PROBLEM: Single out the lines that include the word "kind". Copy them.

Stored data entries:
-- Begin --

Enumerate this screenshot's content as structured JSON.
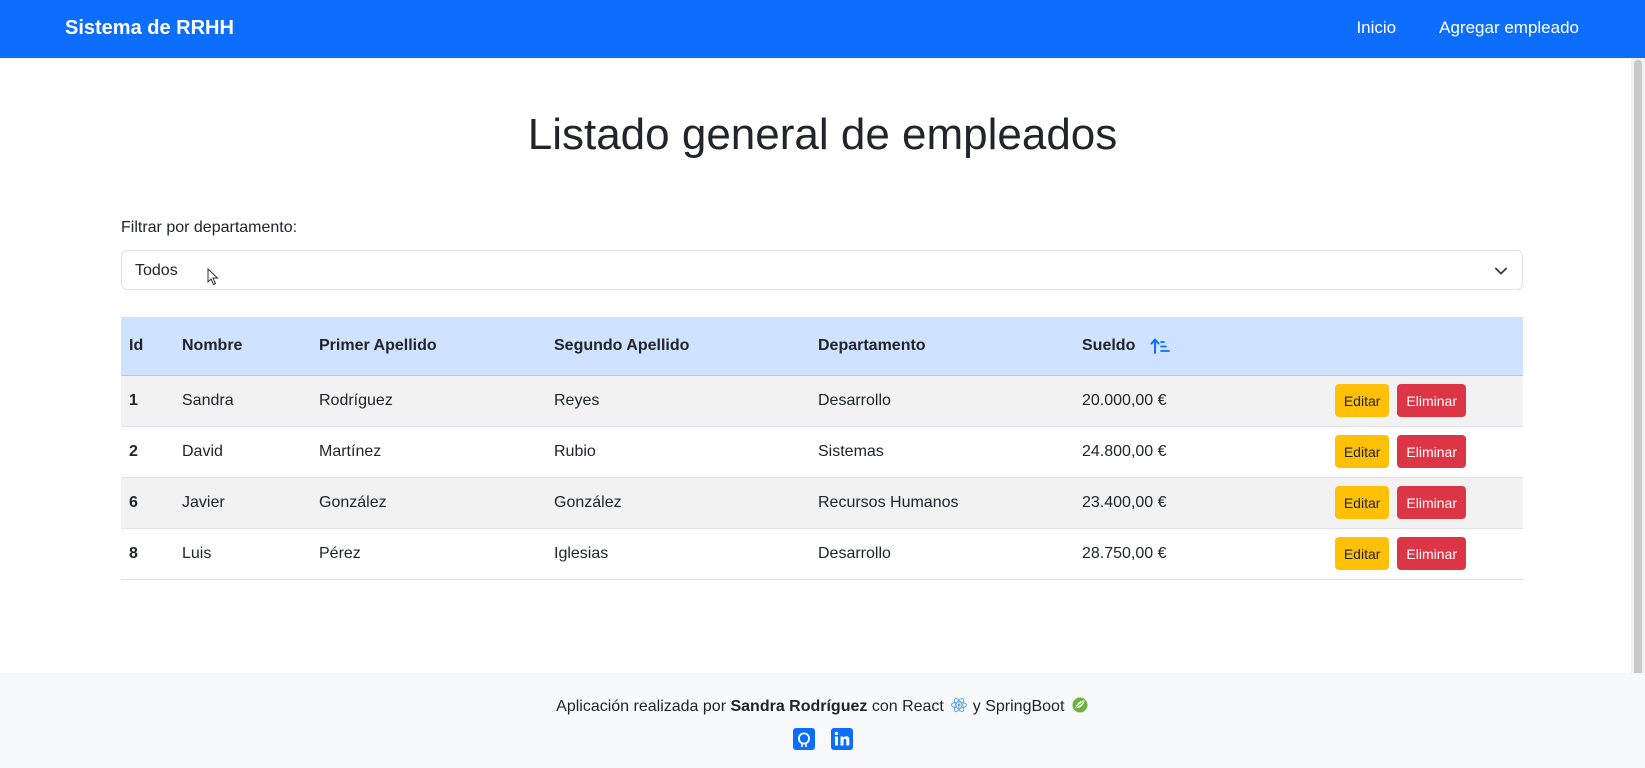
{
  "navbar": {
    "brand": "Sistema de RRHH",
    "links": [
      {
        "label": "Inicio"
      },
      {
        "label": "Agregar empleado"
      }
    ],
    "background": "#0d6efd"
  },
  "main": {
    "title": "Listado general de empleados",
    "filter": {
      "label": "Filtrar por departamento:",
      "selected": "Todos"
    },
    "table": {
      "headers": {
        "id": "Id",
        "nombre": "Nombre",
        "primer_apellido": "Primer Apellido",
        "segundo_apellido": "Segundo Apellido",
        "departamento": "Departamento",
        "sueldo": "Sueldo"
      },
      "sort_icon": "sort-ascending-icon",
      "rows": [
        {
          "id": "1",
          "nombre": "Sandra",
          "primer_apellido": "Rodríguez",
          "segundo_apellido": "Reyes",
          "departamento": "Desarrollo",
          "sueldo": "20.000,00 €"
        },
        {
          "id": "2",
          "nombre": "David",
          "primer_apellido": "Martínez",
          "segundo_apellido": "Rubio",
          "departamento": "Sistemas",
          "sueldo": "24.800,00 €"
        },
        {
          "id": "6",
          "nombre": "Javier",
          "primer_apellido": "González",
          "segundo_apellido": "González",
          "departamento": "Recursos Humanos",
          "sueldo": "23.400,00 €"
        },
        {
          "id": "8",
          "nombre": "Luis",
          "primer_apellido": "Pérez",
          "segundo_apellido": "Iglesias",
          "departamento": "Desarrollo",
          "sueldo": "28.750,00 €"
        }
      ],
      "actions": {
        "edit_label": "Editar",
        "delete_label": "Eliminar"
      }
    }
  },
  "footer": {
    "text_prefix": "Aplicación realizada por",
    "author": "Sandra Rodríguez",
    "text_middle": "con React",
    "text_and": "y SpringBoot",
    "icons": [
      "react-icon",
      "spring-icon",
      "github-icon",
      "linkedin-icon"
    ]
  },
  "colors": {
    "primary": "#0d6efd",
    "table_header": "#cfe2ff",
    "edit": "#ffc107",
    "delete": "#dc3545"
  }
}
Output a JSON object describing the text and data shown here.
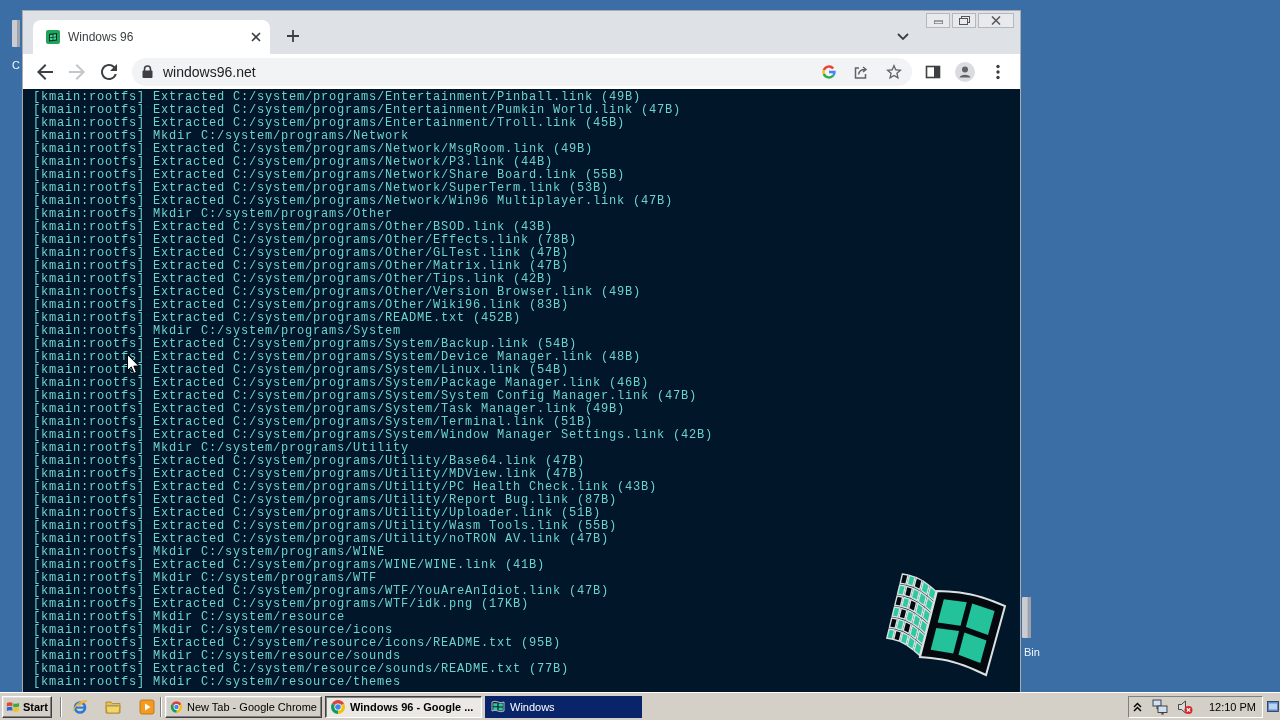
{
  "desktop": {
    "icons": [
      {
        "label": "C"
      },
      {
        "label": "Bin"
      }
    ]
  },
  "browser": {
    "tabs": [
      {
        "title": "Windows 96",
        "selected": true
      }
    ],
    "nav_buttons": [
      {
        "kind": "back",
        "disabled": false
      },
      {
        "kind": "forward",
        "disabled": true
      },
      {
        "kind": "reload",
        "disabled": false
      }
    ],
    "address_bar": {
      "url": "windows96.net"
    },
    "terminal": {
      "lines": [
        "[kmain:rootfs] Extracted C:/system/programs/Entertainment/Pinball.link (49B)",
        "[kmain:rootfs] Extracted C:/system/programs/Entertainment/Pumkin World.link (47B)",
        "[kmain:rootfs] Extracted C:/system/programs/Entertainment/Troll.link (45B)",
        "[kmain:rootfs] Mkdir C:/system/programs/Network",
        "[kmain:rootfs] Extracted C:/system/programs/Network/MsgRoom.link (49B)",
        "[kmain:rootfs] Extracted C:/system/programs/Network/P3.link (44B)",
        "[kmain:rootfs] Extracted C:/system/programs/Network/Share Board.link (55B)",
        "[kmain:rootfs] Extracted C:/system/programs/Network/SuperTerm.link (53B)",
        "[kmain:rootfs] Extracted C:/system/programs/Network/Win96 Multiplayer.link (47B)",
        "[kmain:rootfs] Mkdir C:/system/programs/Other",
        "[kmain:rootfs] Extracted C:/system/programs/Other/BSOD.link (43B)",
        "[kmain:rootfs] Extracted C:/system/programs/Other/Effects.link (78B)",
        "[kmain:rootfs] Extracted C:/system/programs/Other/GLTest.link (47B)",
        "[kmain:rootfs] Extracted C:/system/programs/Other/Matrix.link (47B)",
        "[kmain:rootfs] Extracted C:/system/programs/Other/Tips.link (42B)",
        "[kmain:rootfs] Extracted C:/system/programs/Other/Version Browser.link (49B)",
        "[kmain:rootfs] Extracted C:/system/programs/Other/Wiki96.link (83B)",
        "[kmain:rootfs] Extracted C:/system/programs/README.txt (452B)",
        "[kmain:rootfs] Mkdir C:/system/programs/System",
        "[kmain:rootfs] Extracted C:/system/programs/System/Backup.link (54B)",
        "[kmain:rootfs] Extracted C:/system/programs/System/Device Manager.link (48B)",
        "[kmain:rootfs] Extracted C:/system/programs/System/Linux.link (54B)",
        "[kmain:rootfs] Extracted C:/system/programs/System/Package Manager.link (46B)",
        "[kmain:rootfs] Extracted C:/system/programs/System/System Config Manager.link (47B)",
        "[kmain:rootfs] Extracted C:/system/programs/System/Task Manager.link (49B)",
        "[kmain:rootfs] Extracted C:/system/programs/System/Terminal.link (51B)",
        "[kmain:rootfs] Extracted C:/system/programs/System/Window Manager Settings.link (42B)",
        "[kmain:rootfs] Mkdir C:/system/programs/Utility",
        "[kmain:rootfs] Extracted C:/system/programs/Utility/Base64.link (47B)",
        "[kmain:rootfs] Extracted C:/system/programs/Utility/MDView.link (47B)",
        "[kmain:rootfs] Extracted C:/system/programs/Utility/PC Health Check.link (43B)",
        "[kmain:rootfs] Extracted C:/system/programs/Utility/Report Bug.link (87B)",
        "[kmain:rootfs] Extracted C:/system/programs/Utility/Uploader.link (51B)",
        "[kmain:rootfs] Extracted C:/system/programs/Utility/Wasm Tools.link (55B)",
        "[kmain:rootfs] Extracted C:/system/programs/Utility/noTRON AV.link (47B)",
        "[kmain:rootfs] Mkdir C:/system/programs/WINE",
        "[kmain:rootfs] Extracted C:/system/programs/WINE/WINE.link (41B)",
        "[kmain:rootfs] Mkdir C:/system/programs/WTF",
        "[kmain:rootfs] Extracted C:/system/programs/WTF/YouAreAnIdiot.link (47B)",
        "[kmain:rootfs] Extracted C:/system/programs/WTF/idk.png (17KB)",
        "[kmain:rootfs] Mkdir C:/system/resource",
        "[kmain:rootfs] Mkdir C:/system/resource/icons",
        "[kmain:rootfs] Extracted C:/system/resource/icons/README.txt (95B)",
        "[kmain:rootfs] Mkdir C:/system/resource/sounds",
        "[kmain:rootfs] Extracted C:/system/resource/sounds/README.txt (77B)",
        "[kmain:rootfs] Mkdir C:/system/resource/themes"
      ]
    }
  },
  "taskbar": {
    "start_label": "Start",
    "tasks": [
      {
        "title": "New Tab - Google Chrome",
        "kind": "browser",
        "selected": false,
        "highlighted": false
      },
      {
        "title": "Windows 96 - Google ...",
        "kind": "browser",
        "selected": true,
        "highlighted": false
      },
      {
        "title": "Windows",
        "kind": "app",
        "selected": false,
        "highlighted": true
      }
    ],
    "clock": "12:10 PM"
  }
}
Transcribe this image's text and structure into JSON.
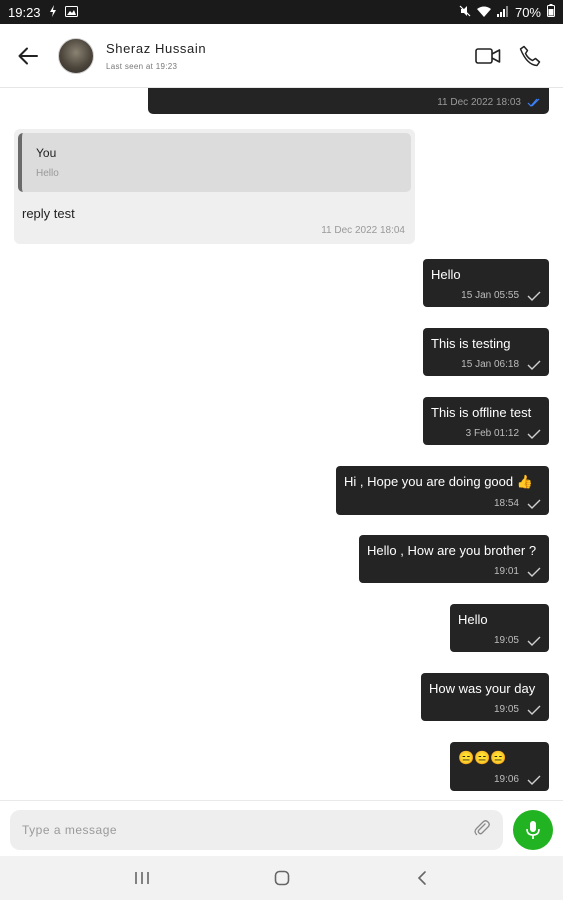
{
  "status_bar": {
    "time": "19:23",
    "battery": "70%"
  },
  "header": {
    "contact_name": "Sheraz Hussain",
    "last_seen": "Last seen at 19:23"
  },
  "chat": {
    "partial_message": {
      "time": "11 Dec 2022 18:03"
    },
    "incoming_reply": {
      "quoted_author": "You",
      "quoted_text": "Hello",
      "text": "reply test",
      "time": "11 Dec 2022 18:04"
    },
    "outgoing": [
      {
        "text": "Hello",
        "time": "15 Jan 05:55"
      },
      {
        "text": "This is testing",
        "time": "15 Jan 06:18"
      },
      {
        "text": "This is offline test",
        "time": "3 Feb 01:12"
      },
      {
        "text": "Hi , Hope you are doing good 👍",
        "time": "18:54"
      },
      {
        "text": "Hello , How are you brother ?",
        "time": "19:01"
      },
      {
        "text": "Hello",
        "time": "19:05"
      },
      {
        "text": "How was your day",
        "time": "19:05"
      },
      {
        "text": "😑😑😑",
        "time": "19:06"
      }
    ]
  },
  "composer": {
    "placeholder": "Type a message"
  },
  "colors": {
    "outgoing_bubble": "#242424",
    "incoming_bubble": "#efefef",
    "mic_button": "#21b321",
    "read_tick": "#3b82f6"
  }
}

-- End --

IN RESPONSE:
        "kind": "back",
        "kind": "forward",
        "kind": "reload",
        "kind": "browser",
        "kind": "browser",
        "kind": "app",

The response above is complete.